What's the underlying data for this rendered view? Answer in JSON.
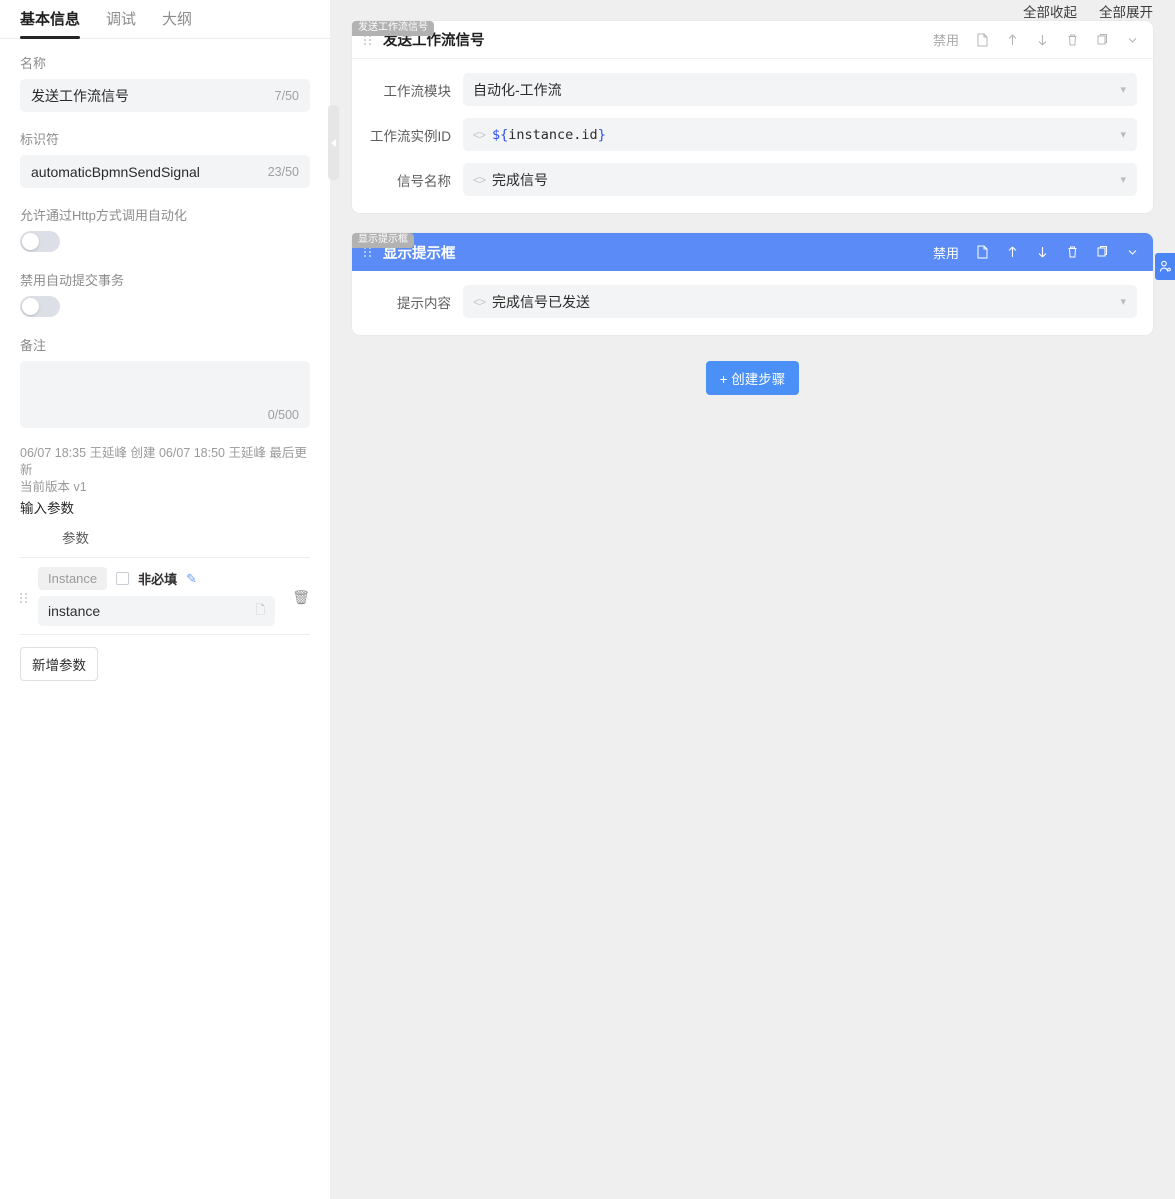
{
  "sidebar": {
    "tabs": [
      {
        "label": "基本信息",
        "active": true
      },
      {
        "label": "调试",
        "active": false
      },
      {
        "label": "大纲",
        "active": false
      }
    ],
    "name_field": {
      "label": "名称",
      "value": "发送工作流信号",
      "counter": "7/50"
    },
    "identifier_field": {
      "label": "标识符",
      "value": "automaticBpmnSendSignal",
      "counter": "23/50"
    },
    "toggle_http": {
      "label": "允许通过Http方式调用自动化",
      "state": "off"
    },
    "toggle_autocommit": {
      "label": "禁用自动提交事务",
      "state": "off"
    },
    "remark_field": {
      "label": "备注",
      "value": "",
      "counter": "0/500"
    },
    "meta": {
      "audit": "06/07 18:35 王延峰 创建 06/07 18:50 王延峰 最后更新",
      "version": "当前版本 v1",
      "input_params_title": "输入参数"
    },
    "params": {
      "column_header": "参数",
      "rows": [
        {
          "chip": "Instance",
          "optional_label": "非必填",
          "optional_checked": false,
          "edit_icon": "pencil-icon",
          "value": "instance",
          "delete_icon": "trash-icon"
        }
      ],
      "add_button": "新增参数"
    },
    "collapse_handle": "collapse-sidebar-handle"
  },
  "main": {
    "top_actions": [
      {
        "label": "全部收起",
        "name": "collapse-all"
      },
      {
        "label": "全部展开",
        "name": "expand-all"
      }
    ],
    "steps": [
      {
        "badge": "发送工作流信号",
        "title": "发送工作流信号",
        "selected": false,
        "toolbar": {
          "disable_label": "禁用",
          "icons": [
            "note-icon",
            "move-up-icon",
            "move-down-icon",
            "trash-icon",
            "copy-icon",
            "chevron-down-icon"
          ]
        },
        "fields": [
          {
            "label": "工作流模块",
            "value": "自动化-工作流",
            "has_code_mark": false,
            "mono": false
          },
          {
            "label": "工作流实例ID",
            "value": "${instance.id}",
            "has_code_mark": true,
            "mono": true
          },
          {
            "label": "信号名称",
            "value": "完成信号",
            "has_code_mark": true,
            "mono": false
          }
        ]
      },
      {
        "badge": "显示提示框",
        "title": "显示提示框",
        "selected": true,
        "toolbar": {
          "disable_label": "禁用",
          "icons": [
            "note-icon",
            "move-up-icon",
            "move-down-icon",
            "trash-icon",
            "copy-icon",
            "chevron-down-icon"
          ]
        },
        "fields": [
          {
            "label": "提示内容",
            "value": "完成信号已发送",
            "has_code_mark": true,
            "mono": false
          }
        ]
      }
    ],
    "create_step_button": "+ 创建步骤",
    "user_tab_icon": "user-icon"
  },
  "colors": {
    "accent_blue": "#4a90f7",
    "selected_header": "#5a8bf6",
    "variable_blue": "#2a50f0",
    "page_background": "#efefef",
    "field_background": "#f3f4f6"
  }
}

####################

== JOB ==
Copy every line in the entries above that has the string "collapse" in it.

== COMPLETE RESPONSE ==
    "collapse_handle": "collapse-sidebar-handle"
        "name": "collapse-all"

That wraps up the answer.